§ What needs to be done:
Collect the lines of the entries where "content" shows up.

§ Data records:
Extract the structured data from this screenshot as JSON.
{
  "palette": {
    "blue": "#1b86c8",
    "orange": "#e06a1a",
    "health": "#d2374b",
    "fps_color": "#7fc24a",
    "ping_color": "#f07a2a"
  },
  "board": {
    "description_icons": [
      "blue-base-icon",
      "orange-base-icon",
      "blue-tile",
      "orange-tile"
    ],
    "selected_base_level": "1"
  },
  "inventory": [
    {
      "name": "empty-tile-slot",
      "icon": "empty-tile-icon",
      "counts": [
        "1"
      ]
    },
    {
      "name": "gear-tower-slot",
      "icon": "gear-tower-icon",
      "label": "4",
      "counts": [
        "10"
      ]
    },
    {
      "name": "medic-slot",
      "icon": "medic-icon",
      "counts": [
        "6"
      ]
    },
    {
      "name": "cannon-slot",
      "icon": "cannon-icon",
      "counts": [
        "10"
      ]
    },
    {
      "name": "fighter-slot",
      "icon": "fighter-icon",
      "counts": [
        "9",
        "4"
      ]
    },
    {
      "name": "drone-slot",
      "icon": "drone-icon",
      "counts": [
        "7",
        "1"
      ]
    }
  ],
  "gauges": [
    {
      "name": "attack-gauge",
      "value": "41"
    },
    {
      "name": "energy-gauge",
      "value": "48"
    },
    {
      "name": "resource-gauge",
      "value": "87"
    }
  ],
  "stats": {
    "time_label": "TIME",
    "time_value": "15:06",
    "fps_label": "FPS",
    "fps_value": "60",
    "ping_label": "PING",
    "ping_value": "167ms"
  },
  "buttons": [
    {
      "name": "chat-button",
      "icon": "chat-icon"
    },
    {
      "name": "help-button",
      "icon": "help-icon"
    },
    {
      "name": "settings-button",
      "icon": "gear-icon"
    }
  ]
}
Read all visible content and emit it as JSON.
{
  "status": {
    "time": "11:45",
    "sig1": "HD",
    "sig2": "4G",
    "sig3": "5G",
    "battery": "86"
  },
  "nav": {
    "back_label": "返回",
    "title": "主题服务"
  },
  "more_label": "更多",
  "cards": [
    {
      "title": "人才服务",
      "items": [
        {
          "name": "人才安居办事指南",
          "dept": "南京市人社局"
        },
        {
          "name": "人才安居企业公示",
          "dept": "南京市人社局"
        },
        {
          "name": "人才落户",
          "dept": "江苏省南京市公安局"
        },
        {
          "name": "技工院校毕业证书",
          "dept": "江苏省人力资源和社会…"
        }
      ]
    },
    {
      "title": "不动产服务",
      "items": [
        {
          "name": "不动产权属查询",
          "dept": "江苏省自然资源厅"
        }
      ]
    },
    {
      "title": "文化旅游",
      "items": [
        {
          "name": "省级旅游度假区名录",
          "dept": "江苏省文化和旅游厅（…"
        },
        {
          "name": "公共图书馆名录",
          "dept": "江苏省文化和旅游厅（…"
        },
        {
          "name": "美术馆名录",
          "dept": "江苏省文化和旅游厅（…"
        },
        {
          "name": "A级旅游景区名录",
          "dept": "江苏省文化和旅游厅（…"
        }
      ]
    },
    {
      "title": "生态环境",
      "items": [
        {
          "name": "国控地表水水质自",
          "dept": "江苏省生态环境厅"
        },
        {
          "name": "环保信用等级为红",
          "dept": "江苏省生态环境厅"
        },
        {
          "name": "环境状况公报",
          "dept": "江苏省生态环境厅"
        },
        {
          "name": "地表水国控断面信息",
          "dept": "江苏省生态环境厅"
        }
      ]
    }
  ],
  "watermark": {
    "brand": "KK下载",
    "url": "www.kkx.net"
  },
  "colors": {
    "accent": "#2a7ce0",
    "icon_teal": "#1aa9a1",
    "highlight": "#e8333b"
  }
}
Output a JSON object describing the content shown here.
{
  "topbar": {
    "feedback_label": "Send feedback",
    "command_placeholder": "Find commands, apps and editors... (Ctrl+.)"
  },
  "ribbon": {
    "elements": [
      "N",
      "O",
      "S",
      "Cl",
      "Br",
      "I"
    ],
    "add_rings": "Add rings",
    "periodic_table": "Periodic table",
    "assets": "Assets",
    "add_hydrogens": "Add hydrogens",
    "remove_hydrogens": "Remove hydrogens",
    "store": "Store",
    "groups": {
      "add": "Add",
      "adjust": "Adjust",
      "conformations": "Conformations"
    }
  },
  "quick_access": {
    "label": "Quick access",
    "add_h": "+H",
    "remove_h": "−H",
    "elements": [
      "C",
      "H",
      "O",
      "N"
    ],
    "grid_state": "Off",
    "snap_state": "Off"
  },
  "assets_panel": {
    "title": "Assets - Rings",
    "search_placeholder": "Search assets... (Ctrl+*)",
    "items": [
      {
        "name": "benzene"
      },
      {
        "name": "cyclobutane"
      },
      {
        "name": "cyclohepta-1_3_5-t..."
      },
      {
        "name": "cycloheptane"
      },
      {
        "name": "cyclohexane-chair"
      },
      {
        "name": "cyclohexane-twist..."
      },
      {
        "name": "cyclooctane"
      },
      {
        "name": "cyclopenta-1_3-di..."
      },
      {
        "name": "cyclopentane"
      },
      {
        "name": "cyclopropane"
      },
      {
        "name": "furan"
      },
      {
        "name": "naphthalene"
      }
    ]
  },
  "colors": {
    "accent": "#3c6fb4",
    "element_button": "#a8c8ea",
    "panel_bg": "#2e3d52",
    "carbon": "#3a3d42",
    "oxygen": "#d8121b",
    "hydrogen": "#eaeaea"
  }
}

§ Result of the exercise:
Read all visible content and emit it as JSON.
Output a JSON object describing the content shown here.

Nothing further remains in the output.